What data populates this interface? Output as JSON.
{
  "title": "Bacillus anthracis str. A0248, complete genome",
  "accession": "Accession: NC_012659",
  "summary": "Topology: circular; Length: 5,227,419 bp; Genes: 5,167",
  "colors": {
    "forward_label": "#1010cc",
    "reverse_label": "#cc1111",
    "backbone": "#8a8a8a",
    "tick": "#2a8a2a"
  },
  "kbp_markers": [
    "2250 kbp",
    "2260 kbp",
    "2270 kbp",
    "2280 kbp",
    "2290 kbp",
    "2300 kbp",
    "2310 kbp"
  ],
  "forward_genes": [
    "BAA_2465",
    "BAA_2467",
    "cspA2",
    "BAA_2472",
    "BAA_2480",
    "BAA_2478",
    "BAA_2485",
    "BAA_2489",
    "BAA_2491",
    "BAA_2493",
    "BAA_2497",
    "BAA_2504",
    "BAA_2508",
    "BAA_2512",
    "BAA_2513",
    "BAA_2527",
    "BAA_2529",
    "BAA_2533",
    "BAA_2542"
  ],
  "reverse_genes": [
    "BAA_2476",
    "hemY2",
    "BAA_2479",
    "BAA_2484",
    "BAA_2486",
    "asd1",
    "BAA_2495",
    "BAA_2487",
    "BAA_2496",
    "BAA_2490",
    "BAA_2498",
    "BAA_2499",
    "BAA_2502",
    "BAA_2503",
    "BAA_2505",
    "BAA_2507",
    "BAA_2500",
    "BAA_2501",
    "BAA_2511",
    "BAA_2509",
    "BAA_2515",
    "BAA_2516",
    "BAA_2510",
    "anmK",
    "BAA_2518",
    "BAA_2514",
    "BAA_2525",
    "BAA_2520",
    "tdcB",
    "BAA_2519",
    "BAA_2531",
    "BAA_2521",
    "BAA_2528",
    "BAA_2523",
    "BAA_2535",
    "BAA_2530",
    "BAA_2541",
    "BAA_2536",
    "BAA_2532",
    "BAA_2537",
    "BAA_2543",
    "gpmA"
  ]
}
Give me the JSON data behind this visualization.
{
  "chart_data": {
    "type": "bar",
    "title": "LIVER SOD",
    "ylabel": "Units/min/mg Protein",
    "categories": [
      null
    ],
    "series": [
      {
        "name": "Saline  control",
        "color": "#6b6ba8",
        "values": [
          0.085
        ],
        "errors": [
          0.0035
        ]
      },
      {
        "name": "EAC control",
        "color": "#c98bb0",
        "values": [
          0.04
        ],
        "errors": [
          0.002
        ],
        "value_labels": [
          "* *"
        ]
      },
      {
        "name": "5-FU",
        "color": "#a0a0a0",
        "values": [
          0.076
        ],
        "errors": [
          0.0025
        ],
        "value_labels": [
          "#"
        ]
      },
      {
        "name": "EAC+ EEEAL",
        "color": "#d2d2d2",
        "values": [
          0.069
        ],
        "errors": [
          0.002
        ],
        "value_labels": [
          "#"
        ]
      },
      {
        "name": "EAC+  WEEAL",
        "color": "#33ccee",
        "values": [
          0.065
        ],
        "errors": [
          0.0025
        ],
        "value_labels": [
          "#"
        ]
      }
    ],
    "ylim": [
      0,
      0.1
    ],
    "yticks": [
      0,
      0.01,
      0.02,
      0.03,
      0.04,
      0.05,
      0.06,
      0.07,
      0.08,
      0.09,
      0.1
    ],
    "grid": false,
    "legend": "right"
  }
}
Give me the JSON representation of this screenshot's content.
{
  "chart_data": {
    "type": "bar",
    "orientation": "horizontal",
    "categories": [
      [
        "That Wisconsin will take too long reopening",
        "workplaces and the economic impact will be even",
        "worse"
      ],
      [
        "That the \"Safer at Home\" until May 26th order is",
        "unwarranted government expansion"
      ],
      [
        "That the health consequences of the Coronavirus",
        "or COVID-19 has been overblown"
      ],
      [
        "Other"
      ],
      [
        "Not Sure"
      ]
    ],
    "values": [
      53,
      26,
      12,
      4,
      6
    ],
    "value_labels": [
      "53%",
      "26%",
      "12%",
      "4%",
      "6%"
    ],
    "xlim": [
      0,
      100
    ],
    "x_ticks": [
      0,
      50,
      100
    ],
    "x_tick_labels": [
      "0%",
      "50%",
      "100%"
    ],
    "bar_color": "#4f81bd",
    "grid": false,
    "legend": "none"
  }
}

→ Task description
If a line above holds the word "That", copy it.

→ Output of the task
        "That Wisconsin will take too long reopening",
        "That the \"Safer at Home\" until May 26th order is",
        "That the health consequences of the Coronavirus",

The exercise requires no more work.